● Exercise details:
Lines that contain the string "familiar" are to be copied; leave out all others.

Some records
=====
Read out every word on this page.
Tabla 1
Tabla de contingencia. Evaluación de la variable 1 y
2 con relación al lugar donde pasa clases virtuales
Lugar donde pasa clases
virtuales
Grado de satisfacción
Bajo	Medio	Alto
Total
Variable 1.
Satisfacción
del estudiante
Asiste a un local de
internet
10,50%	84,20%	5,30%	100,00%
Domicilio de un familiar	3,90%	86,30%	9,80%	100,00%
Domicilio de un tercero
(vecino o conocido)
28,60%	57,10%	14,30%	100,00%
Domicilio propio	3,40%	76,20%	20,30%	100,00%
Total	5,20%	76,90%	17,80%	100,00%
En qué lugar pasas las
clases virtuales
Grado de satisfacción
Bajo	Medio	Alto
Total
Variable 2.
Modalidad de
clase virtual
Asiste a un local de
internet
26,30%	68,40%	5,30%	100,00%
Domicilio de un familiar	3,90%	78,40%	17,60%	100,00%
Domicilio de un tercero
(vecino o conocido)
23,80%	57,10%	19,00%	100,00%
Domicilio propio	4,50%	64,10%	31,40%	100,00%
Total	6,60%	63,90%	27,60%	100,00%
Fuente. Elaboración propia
=====
● Result:
Domicilio de un familiar	3,90%	86,30%	9,80%	100,00%
Domicilio de un familiar	3,90%	78,40%	17,60%	100,00%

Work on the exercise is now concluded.